Why annotation coverage is a first-class output
expranno does not treat annotation as a hidden
preprocessing step. The coverage report is part of the workflow because
it answers the most important downstream question immediately:
- is the annotation complete enough for symbol-based analyses?
In practice, the coverage report should be checked before running
Deconvolution or Signature analysis. Strong symbol and
gene_name coverage usually indicates that the expression
matrix is ready for those steps, while weak coverage is often a sign
that the species or backend configuration needs attention.
The package now writes three annotation-side files because coverage alone is not enough:
-
annotation_report.csvfor per-field coverage -
annotation_ambiguity.csvfor multi-candidate mappings -
annotation_provenance.csvfor backend release, package, and run-date tracking
Together these files answer:
- how much annotation was recovered?
- where did it come from?
- which rows still need human review?
For repeated lab workflows, the package now also ships built-in
presets such as human_tpm_v102 and
mouse_tpm_v102. These are meant to make species, Ensembl
release, and version stripping explicit instead of implicit.
The preset table exposed by list_annotation_presets()

Source records:
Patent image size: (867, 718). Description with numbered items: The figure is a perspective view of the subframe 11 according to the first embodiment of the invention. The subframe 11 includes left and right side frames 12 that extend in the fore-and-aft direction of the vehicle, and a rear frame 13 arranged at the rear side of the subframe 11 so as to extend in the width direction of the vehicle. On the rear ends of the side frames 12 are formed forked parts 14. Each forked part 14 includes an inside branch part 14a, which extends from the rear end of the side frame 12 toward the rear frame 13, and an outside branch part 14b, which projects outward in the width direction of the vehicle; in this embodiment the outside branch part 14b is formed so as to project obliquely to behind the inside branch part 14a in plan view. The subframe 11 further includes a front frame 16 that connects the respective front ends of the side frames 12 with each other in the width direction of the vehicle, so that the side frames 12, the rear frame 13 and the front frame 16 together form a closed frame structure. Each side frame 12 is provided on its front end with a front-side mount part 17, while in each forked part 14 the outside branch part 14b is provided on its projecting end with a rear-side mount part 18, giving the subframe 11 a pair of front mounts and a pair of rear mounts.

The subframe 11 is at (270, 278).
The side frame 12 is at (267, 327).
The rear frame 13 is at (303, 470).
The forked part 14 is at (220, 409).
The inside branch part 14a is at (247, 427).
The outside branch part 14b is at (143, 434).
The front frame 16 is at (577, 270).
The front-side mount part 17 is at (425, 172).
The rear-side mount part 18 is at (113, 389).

Aim 1: According to the annotation coverage text, why does the package write three annotation-side files instead of only a coverage report?
Aim 2: Express the entries as a JSON list of strings, one string per line and no blank lines, covering the part that opens at the start of the entries and closes with the line containing "The forked part 14 is at (220, 409).".

Written solution 1: Coverage alone is not enough. Together the coverage, ambiguity and provenance files show how much annotation was recovered, where it came from, and which rows still need human review.

Written solution 2:
[
  "Patent image size: (867, 718). Description with numbered items: The figure is a perspective view of the subframe 11 according to the first embodiment of the invention. The subframe 11 includes left and right side frames 12 that extend in the fore-and-aft direction of the vehicle, and a rear frame 13 arranged at the rear side of the subframe 11 so as to extend in the width direction of the vehicle. On the rear ends of the side frames 12 are formed forked parts 14. Each forked part 14 includes an inside branch part 14a, which extends from the rear end of the side frame 12 toward the rear frame 13, and an outside branch part 14b, which projects outward in the width direction of the vehicle; in this embodiment the outside branch part 14b is formed so as to project obliquely to behind the inside branch part 14a in plan view. The subframe 11 further includes a front frame 16 that connects the respective front ends of the side frames 12 with each other in the width direction of the vehicle, so that the side frames 12, the rear frame 13 and the front frame 16 together form a closed frame structure. Each side frame 12 is provided on its front end with a front-side mount part 17, while in each forked part 14 the outside branch part 14b is provided on its projecting end with a rear-side mount part 18, giving the subframe 11 a pair of front mounts and a pair of rear mounts.",
  "The subframe 11 is at (270, 278).",
  "The side frame 12 is at (267, 327).",
  "The rear frame 13 is at (303, 470).",
  "The forked part 14 is at (220, 409)."
]